## Parts of the exercise
1 - Reproduce the passage of the neighborhood article between "Ott said that" and "city’s leaders want.", inclusive.
2 - Extend the neighborhood article onward from its final sentence.

It could be layered with rebates for repairs, with possibly 25-35 percent reimbursement for exterior and interior repairs, she added.
For low income individuals the city could have a five- to seven-year loan forgiveness program to help them with siding and painting as well as other repairs and upgrades, Rawson said. They would have to stay in the home for the five- to seven-year period.
Sarah Ott, a management analyst for the city, said what staff presented Tuesday “is our goal for all neighborhoods.” Strategies to get specific neighborhoods up to standard will vary across the board. “But the goal remains the same,” she added.
Ott said that staff wanted to “gain consensus from the council on these priority areas so that we as staff can add to and flesh out the strategies and metrics. This is not a finished document."
Calling Rawson’s suggestions excellent ideas, Ott added that, “Now that we know that’s what council wants to focus in on we can go back and research creative programs on how other communities have done that. Our goal is to bring you a much more robust matrix and program in June.”
Ott said it is important for the council to provide staff with guidance so that the staff can target its efforts where the city’s leaders want.
That guidance will be important in the first years of the plan, she said. “These neighborhoods did not decline over a three- to five-year period,” Ott said. “This is decades of disinvestment and we will have to invest for decades to come if we want to turn these neighborhoods around. We know that there is no short term solution to this but we want to build programs that we can layer on top of each other and be successful in the long run.

## Recorded information
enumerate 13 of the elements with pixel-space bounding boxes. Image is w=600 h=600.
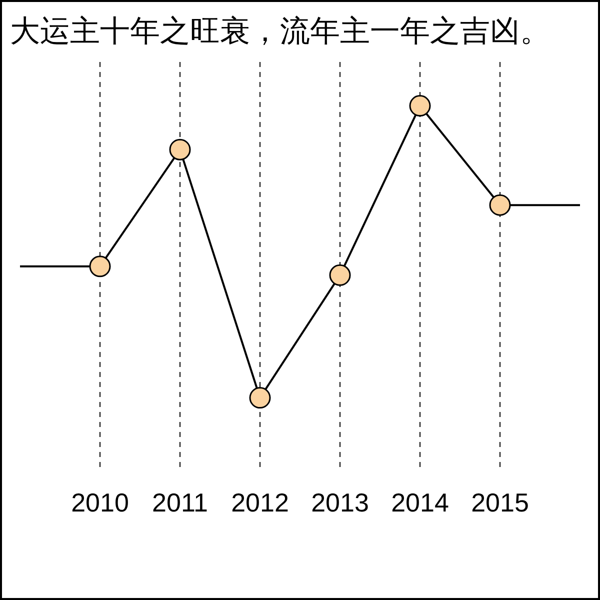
x-tick-label: 2013	[311, 488, 369, 518]
point	[489, 194, 511, 216]
x-tick-label: 2012	[231, 488, 289, 518]
point	[249, 387, 271, 409]
point	[169, 138, 191, 160]
x-tick-label: 2014	[391, 488, 449, 518]
x-tick-label: 2010	[71, 488, 129, 518]
x-tick-label: 2015	[471, 488, 529, 518]
point	[89, 256, 111, 278]
x-tick-label: 2011	[152, 488, 208, 518]
point	[329, 264, 351, 286]
point	[409, 95, 431, 117]
chart-title: 大运主十年之旺衰，流年主一年之吉凶。	[9, 13, 551, 51]
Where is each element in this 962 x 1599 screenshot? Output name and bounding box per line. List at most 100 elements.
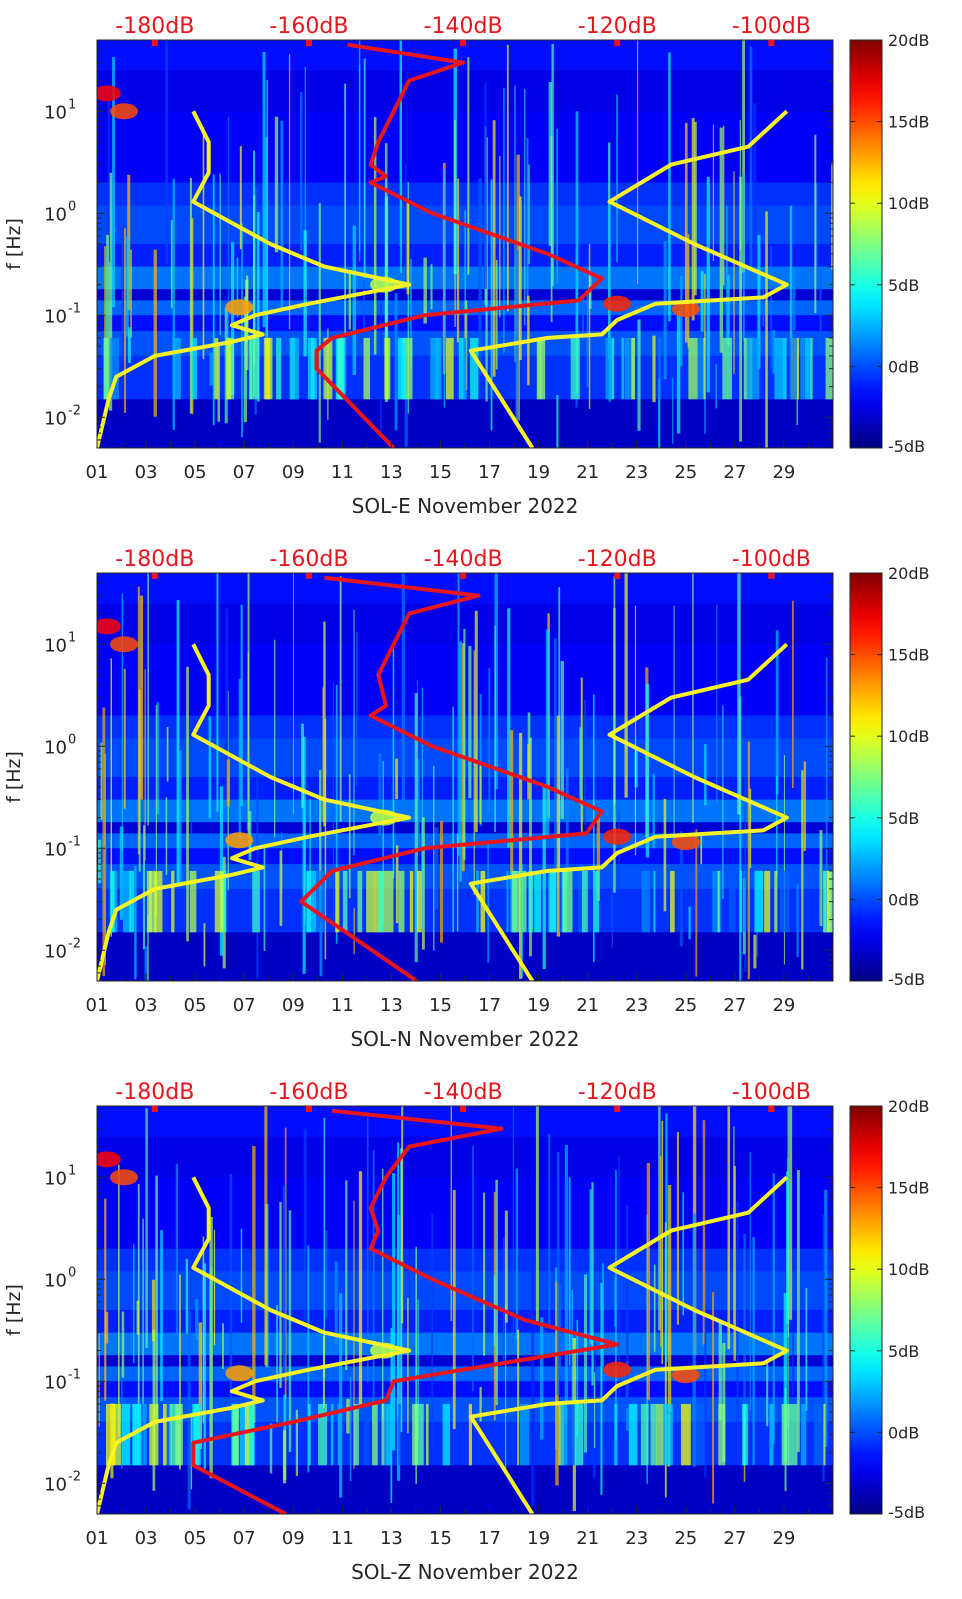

## Task-by-task results
1 -
Ott said that staff wanted to “gain consensus from the council on these priority areas so that we as staff can add to and flesh out the strategies and metrics. This is not a finished document."
Calling Rawson’s suggestions excellent ideas, Ott added that, “Now that we know that’s what council wants to focus in on we can go back and research creative programs on how other communities have done that. Our goal is to bring you a much more robust matrix and program in June.”
Ott said it is important for the council to provide staff with guidance so that the staff can target its efforts where the city’s leaders want.

2 -
‘But council needs to agree on what the priority areas need to be so staff can bring a much more robust plan in order to accomplish those priorities,” she added.
Alderman JJ Condon, at large, said that what the council is attempting to do could go against the housing market, and that aspect needs to be recognized.
“Normally neighborhoods that are in higher demand have higher property values and higher prices,” Condon said. “There’s a higher demand for those neighborhoods so we’re trying to get people of means to choose to live in a different geographical area than the general marketplace would normally encourage them to live.”
The city should consider creating a marketing plan “and should be active in creating these neighborhoods,” he said. “I think we should map out a five- or 10-year plan for what this looks like on a physical map.”
City planning staff and council will meet again in June when staff will provide more specific details on current and future ideas.